* **The request**:
All entries below need to be written out exactly, but without their pictures.

[Dataset items]

------------------------------

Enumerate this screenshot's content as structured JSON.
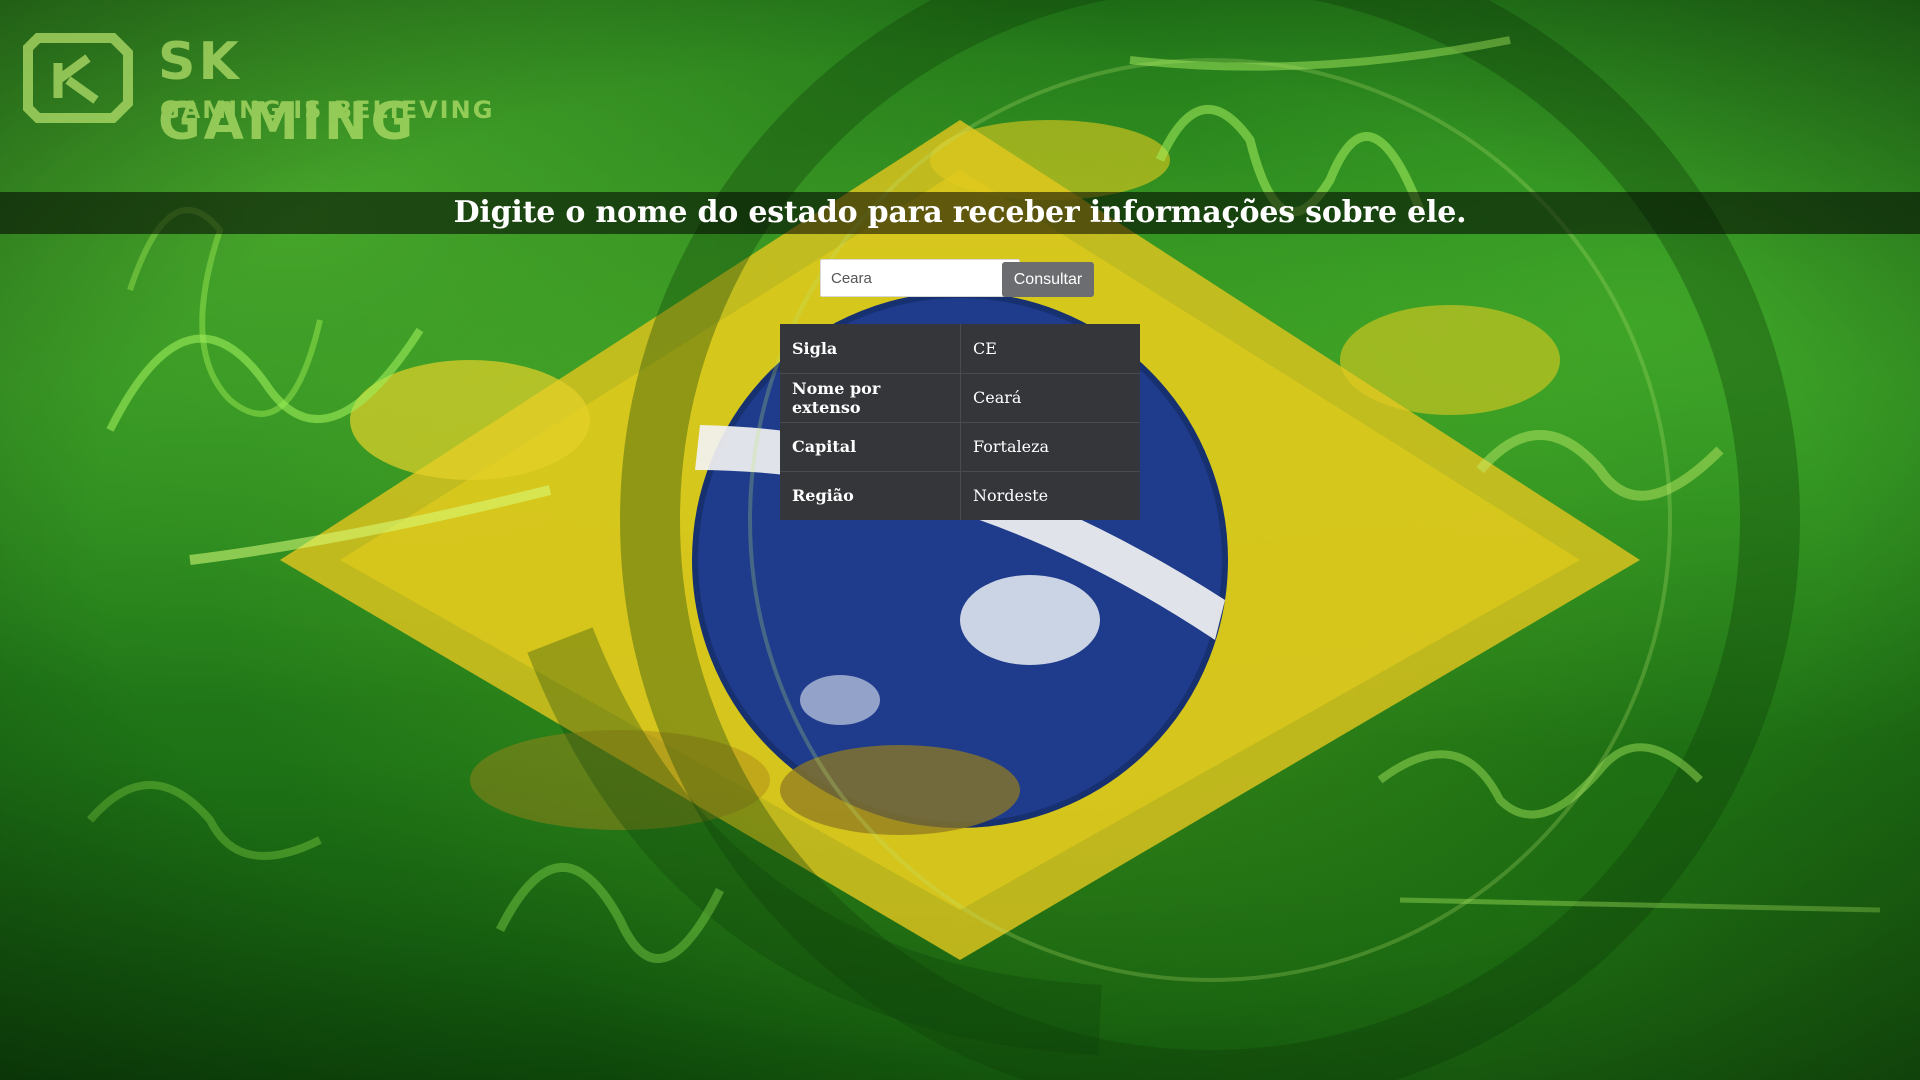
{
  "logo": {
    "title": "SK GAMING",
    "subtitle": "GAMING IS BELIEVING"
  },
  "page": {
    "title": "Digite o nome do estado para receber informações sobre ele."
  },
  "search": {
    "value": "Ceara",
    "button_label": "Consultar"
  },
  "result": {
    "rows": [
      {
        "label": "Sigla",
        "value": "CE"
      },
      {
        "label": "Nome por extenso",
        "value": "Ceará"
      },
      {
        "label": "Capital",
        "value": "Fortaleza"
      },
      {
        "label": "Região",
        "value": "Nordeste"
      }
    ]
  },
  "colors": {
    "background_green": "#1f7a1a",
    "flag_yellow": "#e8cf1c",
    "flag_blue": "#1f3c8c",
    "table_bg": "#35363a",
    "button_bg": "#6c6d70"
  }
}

------------------------------

* **Solution to the exercise**:
Enumerate this screenshot's content as structured JSON.
{
  "logo": {
    "title": "SK GAMING",
    "subtitle": "GAMING IS BELIEVING"
  },
  "page": {
    "title": "Digite o nome do estado para receber informações sobre ele."
  },
  "search": {
    "value": "Ceara",
    "button_label": "Consultar"
  },
  "result": {
    "rows": [
      {
        "label": "Sigla",
        "value": "CE"
      },
      {
        "label": "Nome por extenso",
        "value": "Ceará"
      },
      {
        "label": "Capital",
        "value": "Fortaleza"
      },
      {
        "label": "Região",
        "value": "Nordeste"
      }
    ]
  },
  "colors": {
    "background_green": "#1f7a1a",
    "flag_yellow": "#e8cf1c",
    "flag_blue": "#1f3c8c",
    "table_bg": "#35363a",
    "button_bg": "#6c6d70"
  }
}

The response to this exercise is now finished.